Quote, verbatim, all material below, without pictures.

## start

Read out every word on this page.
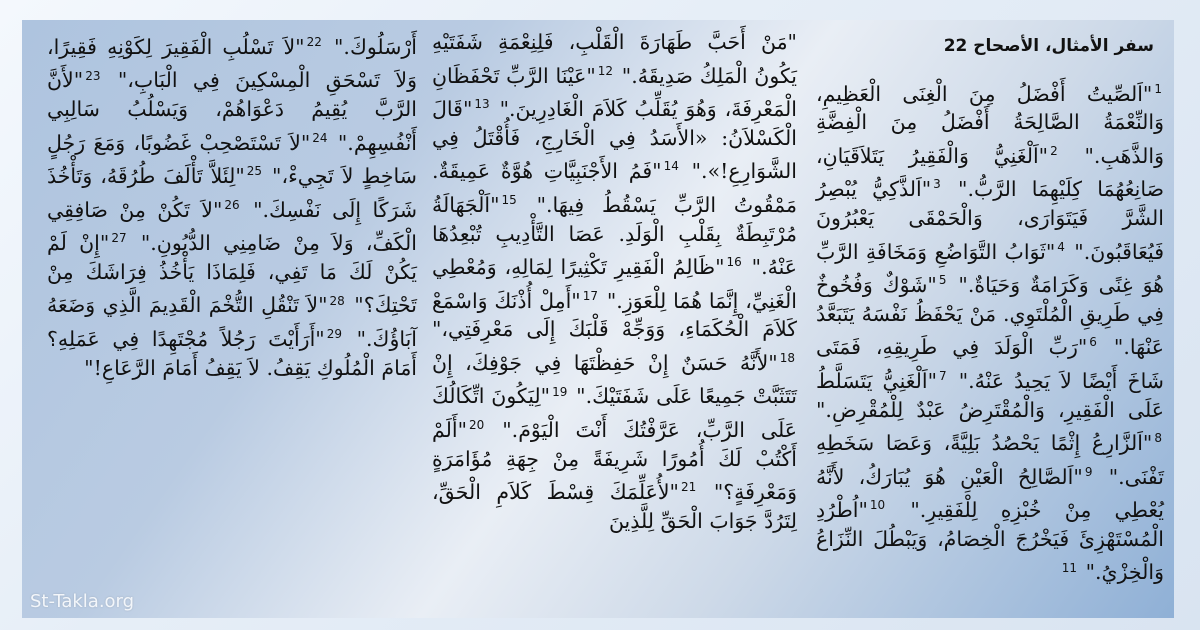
سفر الأمثال، الأصحاح 22
$^1$"اَلصِّيتُ أَفْضَلُ مِنَ الْغِنَى الْعَظِيمِ، وَالنِّعْمَةُ الصَّالِحَةُ أَفْضَلُ مِنَ الْفِضَّةِ وَالذَّهَبِ." $^2$"اَلْغَنِيُّ وَالْفَقِيرُ يَتَلاَقَيَانِ، صَانِعُهُمَا كِلَيْهِمَا الرَّبُّ." $^3$"اَلذَّكِيُّ يُبْصِرُ الشَّرَّ فَيَتَوَارَى، وَالْحَمْقَى يَعْبُرُونَ فَيُعَاقَبُونَ." $^4$"ثَوَابُ التَّوَاضُعِ وَمَخَافَةِ الرَّبِّ هُوَ غِنًى وَكَرَامَةٌ وَحَيَاةٌ." $^5$"شَوْكٌ وَفُخُوخٌ فِي طَرِيقِ الْمُلْتَوِي. مَنْ يَحْفَظُ نَفْسَهُ يَتَبَعَّدُ عَنْهَا." $^6$"رَبِّ الْوَلَدَ فِي طَرِيقِهِ، فَمَتَى شَاخَ أَيْضًا لاَ يَحِيدُ عَنْهُ." $^7$"اَلْغَنِيُّ يَتَسَلَّطُ عَلَى الْفَقِيرِ، وَالْمُقْتَرِضُ عَبْدٌ لِلْمُقْرِضِ." $^8$"اَلزَّارِعُ إِثْمًا يَحْصُدُ بَلِيَّةً، وَعَصَا سَخَطِهِ تَفْنَى." $^9$"اَلصَّالِحُ الْعَيْنِ هُوَ يُبَارَكُ، لأَنَّهُ يُعْطِي مِنْ خُبْزِهِ لِلْفَقِيرِ." $^{10}$"اُطْرُدِ الْمُسْتَهْزِئَ فَيَخْرُجَ الْخِصَامُ، وَيَبْطُلَ النِّزَاعُ وَالْخِزْيُ." $^{11}$
"مَنْ أَحَبَّ طَهَارَةَ الْقَلْبِ، فَلِنِعْمَةِ شَفَتَيْهِ يَكُونُ الْمَلِكُ صَدِيقَهُ." $^{12}$"عَيْنَا الرَّبِّ تَحْفَظَانِ الْمَعْرِفَةَ، وَهُوَ يُقَلِّبُ كَلاَمَ الْغَادِرِينَ." $^{13}$"قَالَ الْكَسْلاَنُ: «الأَسَدُ فِي الْخَارِجِ، فَأُقْتَلُ فِي الشَّوَارِعِ!»." $^{14}$"فَمُ الأَجْنَبِيَّاتِ هُوَّةٌ عَمِيقَةٌ. مَمْقُوتُ الرَّبِّ يَسْقُطُ فِيهَا." $^{15}$"اَلْجَهَالَةُ مُرْتَبِطَةٌ بِقَلْبِ الْوَلَدِ. عَصَا التَّأْدِيبِ تُبْعِدُهَا عَنْهُ." $^{16}$"ظَالِمُ الْفَقِيرِ تَكْثِيرًا لِمَالِهِ، وَمُعْطِي الْغَنِيِّ، إِنَّمَا هُمَا لِلْعَوَزِ." $^{17}$"أَمِلْ أُذْنَكَ وَاسْمَعْ كَلاَمَ الْحُكَمَاءِ، وَوَجِّهْ قَلْبَكَ إِلَى مَعْرِفَتِي،" $^{18}$"لأَنَّهُ حَسَنٌ إِنْ حَفِظْتَهَا فِي جَوْفِكَ، إِنْ تَتَثَبَّتْ جَمِيعًا عَلَى شَفَتَيْكَ." $^{19}$"لِيَكُونَ اتِّكَالُكَ عَلَى الرَّبِّ، عَرَّفْتُكَ أَنْتَ الْيَوْمَ." $^{20}$"أَلَمْ أَكْتُبْ لَكَ أُمُورًا شَرِيفَةً مِنْ جِهَةِ مُؤَامَرَةٍ وَمَعْرِفَةٍ؟" $^{21}$"لأُعَلِّمَكَ قِسْطَ كَلاَمِ الْحَقِّ، لِتَرُدَّ جَوَابَ الْحَقِّ لِلَّذِينَ
أَرْسَلُوكَ." $^{22}$"لاَ تَسْلُبِ الْفَقِيرَ لِكَوْنِهِ فَقِيرًا، وَلاَ تَسْحَقِ الْمِسْكِينَ فِي الْبَابِ،" $^{23}$"لأَنَّ الرَّبَّ يُقِيمُ دَعْوَاهُمْ، وَيَسْلُبُ سَالِبِي أَنْفُسِهِمْ." $^{24}$"لاَ تَسْتَصْحِبْ غَضُوبًا، وَمَعَ رَجُلٍ سَاخِطٍ لاَ تَجِيءْ،" $^{25}$"لِئَلاَّ تَأْلَفَ طُرُقَهُ، وَتَأْخُذَ شَرَكًا إِلَى نَفْسِكَ." $^{26}$"لاَ تَكُنْ مِنْ صَافِقِي الْكَفِّ، وَلاَ مِنْ ضَامِنِي الدُّيُونِ." $^{27}$"إِنْ لَمْ يَكُنْ لَكَ مَا تَفِي، فَلِمَاذَا يَأْخُذُ فِرَاشَكَ مِنْ تَحْتِكَ؟" $^{28}$"لاَ تَنْقُلِ التُّخْمَ الْقَدِيمَ الَّذِي وَضَعَهُ آبَاؤُكَ." $^{29}$"أَرَأَيْتَ رَجُلاً مُجْتَهِدًا فِي عَمَلِهِ؟ أَمَامَ الْمُلُوكِ يَقِفُ. لاَ يَقِفُ أَمَامَ الرَّعَاعِ!"
St-Takla.org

## end

- Solution -
Read out every word on this page.
سفر الأمثال، الأصحاح 22
$^1$"اَلصِّيتُ أَفْضَلُ مِنَ الْغِنَى الْعَظِيمِ، وَالنِّعْمَةُ الصَّالِحَةُ أَفْضَلُ مِنَ الْفِضَّةِ وَالذَّهَبِ." $^2$"اَلْغَنِيُّ وَالْفَقِيرُ يَتَلاَقَيَانِ، صَانِعُهُمَا كِلَيْهِمَا الرَّبُّ." $^3$"اَلذَّكِيُّ يُبْصِرُ الشَّرَّ فَيَتَوَارَى، وَالْحَمْقَى يَعْبُرُونَ فَيُعَاقَبُونَ." $^4$"ثَوَابُ التَّوَاضُعِ وَمَخَافَةِ الرَّبِّ هُوَ غِنًى وَكَرَامَةٌ وَحَيَاةٌ." $^5$"شَوْكٌ وَفُخُوخٌ فِي طَرِيقِ الْمُلْتَوِي. مَنْ يَحْفَظُ نَفْسَهُ يَتَبَعَّدُ عَنْهَا." $^6$"رَبِّ الْوَلَدَ فِي طَرِيقِهِ، فَمَتَى شَاخَ أَيْضًا لاَ يَحِيدُ عَنْهُ." $^7$"اَلْغَنِيُّ يَتَسَلَّطُ عَلَى الْفَقِيرِ، وَالْمُقْتَرِضُ عَبْدٌ لِلْمُقْرِضِ." $^8$"اَلزَّارِعُ إِثْمًا يَحْصُدُ بَلِيَّةً، وَعَصَا سَخَطِهِ تَفْنَى." $^9$"اَلصَّالِحُ الْعَيْنِ هُوَ يُبَارَكُ، لأَنَّهُ يُعْطِي مِنْ خُبْزِهِ لِلْفَقِيرِ." $^{10}$"اُطْرُدِ الْمُسْتَهْزِئَ فَيَخْرُجَ الْخِصَامُ، وَيَبْطُلَ النِّزَاعُ وَالْخِزْيُ." $^{11}$
"مَنْ أَحَبَّ طَهَارَةَ الْقَلْبِ، فَلِنِعْمَةِ شَفَتَيْهِ يَكُونُ الْمَلِكُ صَدِيقَهُ." $^{12}$"عَيْنَا الرَّبِّ تَحْفَظَانِ الْمَعْرِفَةَ، وَهُوَ يُقَلِّبُ كَلاَمَ الْغَادِرِينَ." $^{13}$"قَالَ الْكَسْلاَنُ: «الأَسَدُ فِي الْخَارِجِ، فَأُقْتَلُ فِي الشَّوَارِعِ!»." $^{14}$"فَمُ الأَجْنَبِيَّاتِ هُوَّةٌ عَمِيقَةٌ. مَمْقُوتُ الرَّبِّ يَسْقُطُ فِيهَا." $^{15}$"اَلْجَهَالَةُ مُرْتَبِطَةٌ بِقَلْبِ الْوَلَدِ. عَصَا التَّأْدِيبِ تُبْعِدُهَا عَنْهُ." $^{16}$"ظَالِمُ الْفَقِيرِ تَكْثِيرًا لِمَالِهِ، وَمُعْطِي الْغَنِيِّ، إِنَّمَا هُمَا لِلْعَوَزِ." $^{17}$"أَمِلْ أُذْنَكَ وَاسْمَعْ كَلاَمَ الْحُكَمَاءِ، وَوَجِّهْ قَلْبَكَ إِلَى مَعْرِفَتِي،" $^{18}$"لأَنَّهُ حَسَنٌ إِنْ حَفِظْتَهَا فِي جَوْفِكَ، إِنْ تَتَثَبَّتْ جَمِيعًا عَلَى شَفَتَيْكَ." $^{19}$"لِيَكُونَ اتِّكَالُكَ عَلَى الرَّبِّ، عَرَّفْتُكَ أَنْتَ الْيَوْمَ." $^{20}$"أَلَمْ أَكْتُبْ لَكَ أُمُورًا شَرِيفَةً مِنْ جِهَةِ مُؤَامَرَةٍ وَمَعْرِفَةٍ؟" $^{21}$"لأُعَلِّمَكَ قِسْطَ كَلاَمِ الْحَقِّ، لِتَرُدَّ جَوَابَ الْحَقِّ لِلَّذِينَ
أَرْسَلُوكَ." $^{22}$"لاَ تَسْلُبِ الْفَقِيرَ لِكَوْنِهِ فَقِيرًا، وَلاَ تَسْحَقِ الْمِسْكِينَ فِي الْبَابِ،" $^{23}$"لأَنَّ الرَّبَّ يُقِيمُ دَعْوَاهُمْ، وَيَسْلُبُ سَالِبِي أَنْفُسِهِمْ." $^{24}$"لاَ تَسْتَصْحِبْ غَضُوبًا، وَمَعَ رَجُلٍ سَاخِطٍ لاَ تَجِيءْ،" $^{25}$"لِئَلاَّ تَأْلَفَ طُرُقَهُ، وَتَأْخُذَ شَرَكًا إِلَى نَفْسِكَ." $^{26}$"لاَ تَكُنْ مِنْ صَافِقِي الْكَفِّ، وَلاَ مِنْ ضَامِنِي الدُّيُونِ." $^{27}$"إِنْ لَمْ يَكُنْ لَكَ مَا تَفِي، فَلِمَاذَا يَأْخُذُ فِرَاشَكَ مِنْ تَحْتِكَ؟" $^{28}$"لاَ تَنْقُلِ التُّخْمَ الْقَدِيمَ الَّذِي وَضَعَهُ آبَاؤُكَ." $^{29}$"أَرَأَيْتَ رَجُلاً مُجْتَهِدًا فِي عَمَلِهِ؟ أَمَامَ الْمُلُوكِ يَقِفُ. لاَ يَقِفُ أَمَامَ الرَّعَاعِ!"
St-Takla.org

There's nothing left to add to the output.